### Goal
Check every line of the entries that follow, and copy the ones containing "ylabel".

### Supplied data
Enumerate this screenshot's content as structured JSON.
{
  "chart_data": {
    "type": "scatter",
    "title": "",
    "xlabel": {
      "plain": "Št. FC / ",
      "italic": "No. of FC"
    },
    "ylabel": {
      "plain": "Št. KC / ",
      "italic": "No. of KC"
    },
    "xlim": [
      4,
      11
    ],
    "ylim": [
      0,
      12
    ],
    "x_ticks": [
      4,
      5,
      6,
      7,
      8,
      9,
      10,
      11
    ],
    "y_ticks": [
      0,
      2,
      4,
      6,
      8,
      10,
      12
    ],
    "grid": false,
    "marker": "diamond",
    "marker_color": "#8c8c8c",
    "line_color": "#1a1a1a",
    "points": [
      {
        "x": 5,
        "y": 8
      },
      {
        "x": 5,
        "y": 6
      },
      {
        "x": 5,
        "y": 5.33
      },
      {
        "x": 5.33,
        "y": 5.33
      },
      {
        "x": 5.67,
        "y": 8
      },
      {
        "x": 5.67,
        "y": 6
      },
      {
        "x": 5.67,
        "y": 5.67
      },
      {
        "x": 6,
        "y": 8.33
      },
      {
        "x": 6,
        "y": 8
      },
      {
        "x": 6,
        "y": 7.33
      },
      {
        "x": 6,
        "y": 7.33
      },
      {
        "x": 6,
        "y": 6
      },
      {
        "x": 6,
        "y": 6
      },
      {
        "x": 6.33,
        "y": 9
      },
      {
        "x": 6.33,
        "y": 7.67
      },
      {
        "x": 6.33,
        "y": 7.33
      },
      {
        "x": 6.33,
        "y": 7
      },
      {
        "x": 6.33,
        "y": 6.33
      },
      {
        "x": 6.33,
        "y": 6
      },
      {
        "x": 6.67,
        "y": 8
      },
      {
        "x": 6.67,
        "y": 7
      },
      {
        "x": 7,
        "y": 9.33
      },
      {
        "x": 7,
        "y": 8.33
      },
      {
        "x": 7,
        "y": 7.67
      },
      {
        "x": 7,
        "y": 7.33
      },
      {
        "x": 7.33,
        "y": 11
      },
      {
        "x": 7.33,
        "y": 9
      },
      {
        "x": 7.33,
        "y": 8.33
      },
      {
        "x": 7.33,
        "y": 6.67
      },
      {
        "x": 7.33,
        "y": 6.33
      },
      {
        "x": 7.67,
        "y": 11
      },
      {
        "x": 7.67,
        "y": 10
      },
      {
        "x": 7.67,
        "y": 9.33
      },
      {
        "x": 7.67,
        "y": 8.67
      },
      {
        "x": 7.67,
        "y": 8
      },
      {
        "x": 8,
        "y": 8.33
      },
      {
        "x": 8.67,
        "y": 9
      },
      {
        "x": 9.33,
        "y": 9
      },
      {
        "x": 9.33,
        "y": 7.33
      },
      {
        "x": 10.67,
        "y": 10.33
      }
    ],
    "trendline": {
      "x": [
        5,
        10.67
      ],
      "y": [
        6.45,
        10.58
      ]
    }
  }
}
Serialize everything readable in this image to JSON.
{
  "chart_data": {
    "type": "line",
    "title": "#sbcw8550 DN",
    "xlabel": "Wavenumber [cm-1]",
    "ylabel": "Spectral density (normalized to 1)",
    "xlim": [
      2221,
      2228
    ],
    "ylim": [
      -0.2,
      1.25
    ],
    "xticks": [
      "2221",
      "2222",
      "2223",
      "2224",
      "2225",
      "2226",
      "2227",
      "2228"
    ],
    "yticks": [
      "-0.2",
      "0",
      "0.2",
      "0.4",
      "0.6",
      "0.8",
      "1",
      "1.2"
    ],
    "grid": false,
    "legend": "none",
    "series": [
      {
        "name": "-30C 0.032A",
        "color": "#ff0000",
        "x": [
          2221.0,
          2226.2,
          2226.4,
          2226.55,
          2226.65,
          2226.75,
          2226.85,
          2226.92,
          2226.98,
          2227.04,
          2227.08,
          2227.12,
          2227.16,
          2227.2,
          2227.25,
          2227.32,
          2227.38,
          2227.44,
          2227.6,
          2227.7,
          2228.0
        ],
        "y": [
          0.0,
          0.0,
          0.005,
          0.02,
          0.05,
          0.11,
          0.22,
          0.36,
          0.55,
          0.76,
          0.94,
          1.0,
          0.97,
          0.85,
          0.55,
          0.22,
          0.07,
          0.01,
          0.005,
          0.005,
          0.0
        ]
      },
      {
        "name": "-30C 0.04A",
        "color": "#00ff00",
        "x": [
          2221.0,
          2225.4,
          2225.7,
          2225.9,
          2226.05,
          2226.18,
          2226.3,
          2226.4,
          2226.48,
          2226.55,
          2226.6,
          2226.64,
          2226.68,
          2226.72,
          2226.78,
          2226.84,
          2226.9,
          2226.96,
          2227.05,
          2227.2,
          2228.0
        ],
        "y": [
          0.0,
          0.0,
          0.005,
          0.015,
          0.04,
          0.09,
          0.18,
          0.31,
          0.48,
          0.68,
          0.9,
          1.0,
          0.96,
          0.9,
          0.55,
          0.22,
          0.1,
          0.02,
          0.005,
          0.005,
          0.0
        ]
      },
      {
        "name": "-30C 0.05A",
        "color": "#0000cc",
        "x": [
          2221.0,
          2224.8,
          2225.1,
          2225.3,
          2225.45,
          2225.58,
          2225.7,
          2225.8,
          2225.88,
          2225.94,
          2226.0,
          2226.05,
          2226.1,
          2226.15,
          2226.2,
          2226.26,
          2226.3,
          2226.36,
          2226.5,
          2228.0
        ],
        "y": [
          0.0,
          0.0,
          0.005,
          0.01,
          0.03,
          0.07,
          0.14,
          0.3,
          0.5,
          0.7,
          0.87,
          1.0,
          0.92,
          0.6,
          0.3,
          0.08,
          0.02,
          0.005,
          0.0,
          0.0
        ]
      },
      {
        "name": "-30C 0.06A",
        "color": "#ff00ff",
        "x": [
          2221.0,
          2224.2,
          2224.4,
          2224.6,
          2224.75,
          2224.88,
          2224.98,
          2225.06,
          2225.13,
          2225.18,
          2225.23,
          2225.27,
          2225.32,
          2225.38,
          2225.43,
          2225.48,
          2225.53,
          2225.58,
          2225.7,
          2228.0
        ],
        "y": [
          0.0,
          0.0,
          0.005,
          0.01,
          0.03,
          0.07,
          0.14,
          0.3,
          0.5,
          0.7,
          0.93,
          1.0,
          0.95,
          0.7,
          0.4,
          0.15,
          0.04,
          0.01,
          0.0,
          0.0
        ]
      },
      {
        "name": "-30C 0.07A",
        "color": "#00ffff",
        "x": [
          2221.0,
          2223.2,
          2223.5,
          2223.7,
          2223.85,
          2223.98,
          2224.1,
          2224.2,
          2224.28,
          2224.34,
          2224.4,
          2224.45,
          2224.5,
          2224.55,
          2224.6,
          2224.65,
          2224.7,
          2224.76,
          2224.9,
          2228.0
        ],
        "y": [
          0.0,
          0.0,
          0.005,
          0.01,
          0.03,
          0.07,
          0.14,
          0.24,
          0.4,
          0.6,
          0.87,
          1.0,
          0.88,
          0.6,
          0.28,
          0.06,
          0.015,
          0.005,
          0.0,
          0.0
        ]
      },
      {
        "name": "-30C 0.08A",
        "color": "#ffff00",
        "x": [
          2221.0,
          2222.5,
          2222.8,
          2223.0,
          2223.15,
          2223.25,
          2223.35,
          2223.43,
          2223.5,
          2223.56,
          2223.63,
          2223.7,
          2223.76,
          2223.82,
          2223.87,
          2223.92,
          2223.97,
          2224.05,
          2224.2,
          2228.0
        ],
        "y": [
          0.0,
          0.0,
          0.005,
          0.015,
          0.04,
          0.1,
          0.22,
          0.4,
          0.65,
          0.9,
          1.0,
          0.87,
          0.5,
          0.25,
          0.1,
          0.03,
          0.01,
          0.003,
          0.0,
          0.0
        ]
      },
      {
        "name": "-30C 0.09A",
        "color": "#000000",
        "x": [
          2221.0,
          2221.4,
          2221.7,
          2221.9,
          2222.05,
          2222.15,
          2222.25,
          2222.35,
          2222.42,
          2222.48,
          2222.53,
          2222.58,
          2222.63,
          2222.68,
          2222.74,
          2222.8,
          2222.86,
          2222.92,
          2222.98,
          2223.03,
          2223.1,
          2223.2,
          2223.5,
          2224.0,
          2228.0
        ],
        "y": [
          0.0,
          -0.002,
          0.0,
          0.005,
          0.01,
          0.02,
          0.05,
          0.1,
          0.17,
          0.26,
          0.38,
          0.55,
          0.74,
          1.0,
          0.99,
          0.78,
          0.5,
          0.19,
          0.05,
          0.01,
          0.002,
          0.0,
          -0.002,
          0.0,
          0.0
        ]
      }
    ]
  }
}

### Right answer
    "ylabel": {
    "ylabel": "Spectral density (normalized to 1)",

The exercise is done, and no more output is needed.